Data tied to figure images
↓

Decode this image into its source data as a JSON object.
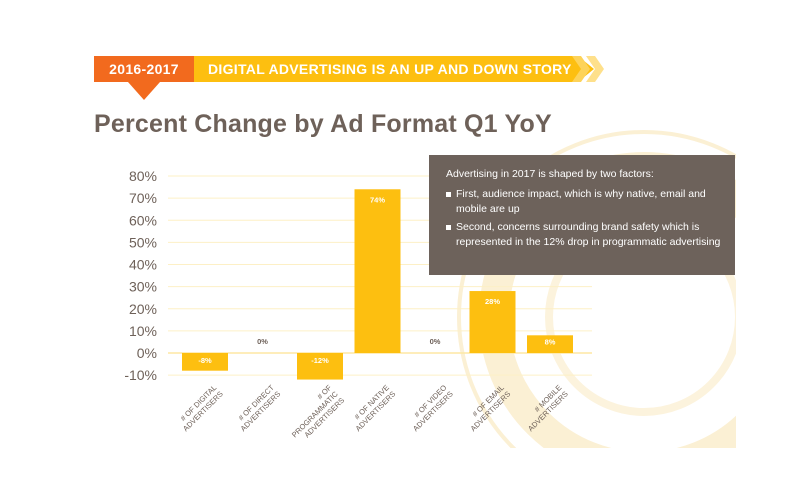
{
  "banner": {
    "year": "2016-2017",
    "headline": "DIGITAL ADVERTISING IS AN UP AND DOWN STORY"
  },
  "colors": {
    "orange": "#f26a1e",
    "yellow": "#fdbf10",
    "title": "#6e6159",
    "panel": "#6d625b"
  },
  "info": {
    "intro": "Advertising in 2017 is shaped by two factors:",
    "points": [
      "First, audience impact, which is why native, email and mobile are up",
      "Second, concerns surrounding brand safety which is represented in the 12% drop in programmatic advertising"
    ]
  },
  "chart_data": {
    "type": "bar",
    "title": "Percent Change by Ad Format Q1 YoY",
    "categories": [
      "# OF DIGITAL ADVERTISERS",
      "# OF DIRECT ADVERTISERS",
      "# OF PROGRAMMATIC ADVERTISERS",
      "# OF NATIVE ADVERTISERS",
      "# OF VIDEO ADVERTISERS",
      "# OF EMAIL ADVERTISERS",
      "# MOBILE ADVERTISERS"
    ],
    "category_lines": [
      [
        "# OF DIGITAL",
        "ADVERTISERS"
      ],
      [
        "# OF DIRECT",
        "ADVERTISERS"
      ],
      [
        "# OF",
        "PROGRAMMATIC",
        "ADVERTISERS"
      ],
      [
        "# OF NATIVE",
        "ADVERTISERS"
      ],
      [
        "# OF VIDEO",
        "ADVERTISERS"
      ],
      [
        "# OF EMAIL",
        "ADVERTISERS"
      ],
      [
        "# MOBILE",
        "ADVERTISERS"
      ]
    ],
    "values": [
      -8,
      0,
      -12,
      74,
      0,
      28,
      8
    ],
    "value_labels": [
      "-8%",
      "0%",
      "-12%",
      "74%",
      "0%",
      "28%",
      "8%"
    ],
    "yticks": [
      "80%",
      "70%",
      "60%",
      "50%",
      "40%",
      "30%",
      "20%",
      "10%",
      "0%",
      "-10%"
    ],
    "ytick_values": [
      80,
      70,
      60,
      50,
      40,
      30,
      20,
      10,
      0,
      -10
    ],
    "ylim": [
      -10,
      80
    ],
    "grid": true,
    "bar_color": "#fdbf10",
    "xlabel": "",
    "ylabel": ""
  }
}
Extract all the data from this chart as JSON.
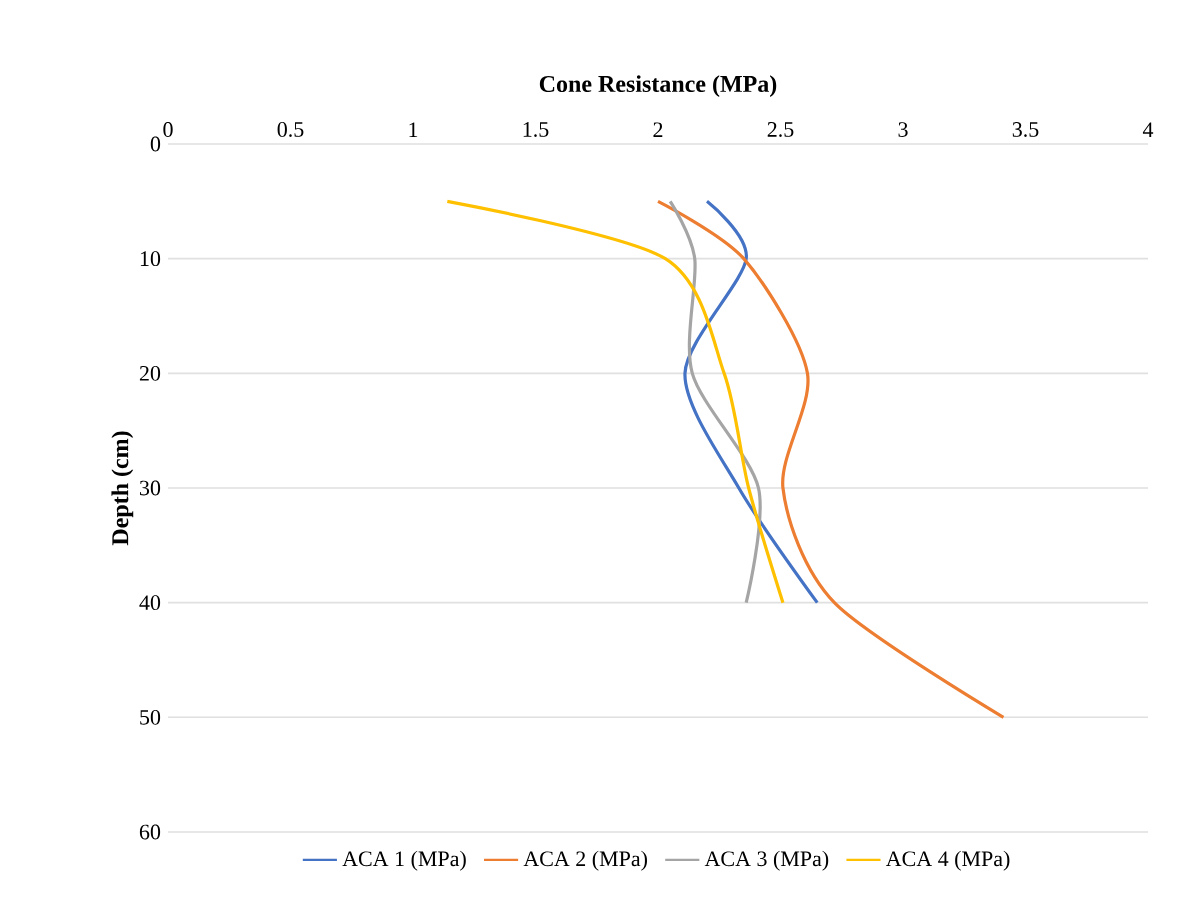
{
  "chart_data": {
    "type": "line",
    "xlabel": "Cone Resistance (MPa)",
    "ylabel": "Depth (cm)",
    "xlim": [
      0,
      4
    ],
    "xticks": [
      0,
      0.5,
      1,
      1.5,
      2,
      2.5,
      3,
      3.5,
      4
    ],
    "ylim": [
      60,
      0
    ],
    "yticks": [
      0,
      10,
      20,
      30,
      40,
      50,
      60
    ],
    "grid": "y",
    "legend": "bottom",
    "marker": "none",
    "series": [
      {
        "name": "ACA 1 (MPa)",
        "color": "#4472c4",
        "x": [
          2.2,
          2.36,
          2.11,
          2.33,
          2.65
        ],
        "values": [
          5,
          10,
          20,
          30,
          40
        ]
      },
      {
        "name": "ACA 2 (MPa)",
        "color": "#ed7d31",
        "x": [
          2.0,
          2.35,
          2.61,
          2.51,
          2.72,
          3.41
        ],
        "values": [
          5,
          10,
          20,
          30,
          40,
          50
        ]
      },
      {
        "name": "ACA 3 (MPa)",
        "color": "#a5a5a5",
        "x": [
          2.05,
          2.15,
          2.14,
          2.41,
          2.36
        ],
        "values": [
          5,
          10,
          20,
          30,
          40
        ]
      },
      {
        "name": "ACA 4 (MPa)",
        "color": "#ffc000",
        "x": [
          1.14,
          2.03,
          2.27,
          2.37,
          2.51
        ],
        "values": [
          5,
          10,
          20,
          30,
          40
        ]
      }
    ]
  }
}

↑

Leave out the pictures and copy everything else in the records word for word.

Solution
Decode this image into its source data as a JSON object.
{
  "banner": {
    "year": "2016-2017",
    "headline": "DIGITAL ADVERTISING IS AN UP AND DOWN STORY"
  },
  "colors": {
    "orange": "#f26a1e",
    "yellow": "#fdbf10",
    "title": "#6e6159",
    "panel": "#6d625b"
  },
  "info": {
    "intro": "Advertising in 2017 is shaped by two factors:",
    "points": [
      "First, audience impact, which is why native, email and mobile are up",
      "Second, concerns surrounding brand safety which is represented in the 12% drop in programmatic advertising"
    ]
  },
  "chart_data": {
    "type": "bar",
    "title": "Percent Change by Ad Format Q1 YoY",
    "categories": [
      "# OF DIGITAL ADVERTISERS",
      "# OF DIRECT ADVERTISERS",
      "# OF PROGRAMMATIC ADVERTISERS",
      "# OF NATIVE ADVERTISERS",
      "# OF VIDEO ADVERTISERS",
      "# OF EMAIL ADVERTISERS",
      "# MOBILE ADVERTISERS"
    ],
    "category_lines": [
      [
        "# OF DIGITAL",
        "ADVERTISERS"
      ],
      [
        "# OF DIRECT",
        "ADVERTISERS"
      ],
      [
        "# OF",
        "PROGRAMMATIC",
        "ADVERTISERS"
      ],
      [
        "# OF NATIVE",
        "ADVERTISERS"
      ],
      [
        "# OF VIDEO",
        "ADVERTISERS"
      ],
      [
        "# OF EMAIL",
        "ADVERTISERS"
      ],
      [
        "# MOBILE",
        "ADVERTISERS"
      ]
    ],
    "values": [
      -8,
      0,
      -12,
      74,
      0,
      28,
      8
    ],
    "value_labels": [
      "-8%",
      "0%",
      "-12%",
      "74%",
      "0%",
      "28%",
      "8%"
    ],
    "yticks": [
      "80%",
      "70%",
      "60%",
      "50%",
      "40%",
      "30%",
      "20%",
      "10%",
      "0%",
      "-10%"
    ],
    "ytick_values": [
      80,
      70,
      60,
      50,
      40,
      30,
      20,
      10,
      0,
      -10
    ],
    "ylim": [
      -10,
      80
    ],
    "grid": true,
    "bar_color": "#fdbf10",
    "xlabel": "",
    "ylabel": ""
  }
}
Extract all the data from this chart as JSON.
{
  "chart_data": {
    "type": "line",
    "xlabel": "Cone Resistance (MPa)",
    "ylabel": "Depth (cm)",
    "xlim": [
      0,
      4
    ],
    "xticks": [
      0,
      0.5,
      1,
      1.5,
      2,
      2.5,
      3,
      3.5,
      4
    ],
    "ylim": [
      60,
      0
    ],
    "yticks": [
      0,
      10,
      20,
      30,
      40,
      50,
      60
    ],
    "grid": "y",
    "legend": "bottom",
    "marker": "none",
    "series": [
      {
        "name": "ACA 1 (MPa)",
        "color": "#4472c4",
        "x": [
          2.2,
          2.36,
          2.11,
          2.33,
          2.65
        ],
        "values": [
          5,
          10,
          20,
          30,
          40
        ]
      },
      {
        "name": "ACA 2 (MPa)",
        "color": "#ed7d31",
        "x": [
          2.0,
          2.35,
          2.61,
          2.51,
          2.72,
          3.41
        ],
        "values": [
          5,
          10,
          20,
          30,
          40,
          50
        ]
      },
      {
        "name": "ACA 3 (MPa)",
        "color": "#a5a5a5",
        "x": [
          2.05,
          2.15,
          2.14,
          2.41,
          2.36
        ],
        "values": [
          5,
          10,
          20,
          30,
          40
        ]
      },
      {
        "name": "ACA 4 (MPa)",
        "color": "#ffc000",
        "x": [
          1.14,
          2.03,
          2.27,
          2.37,
          2.51
        ],
        "values": [
          5,
          10,
          20,
          30,
          40
        ]
      }
    ]
  }
}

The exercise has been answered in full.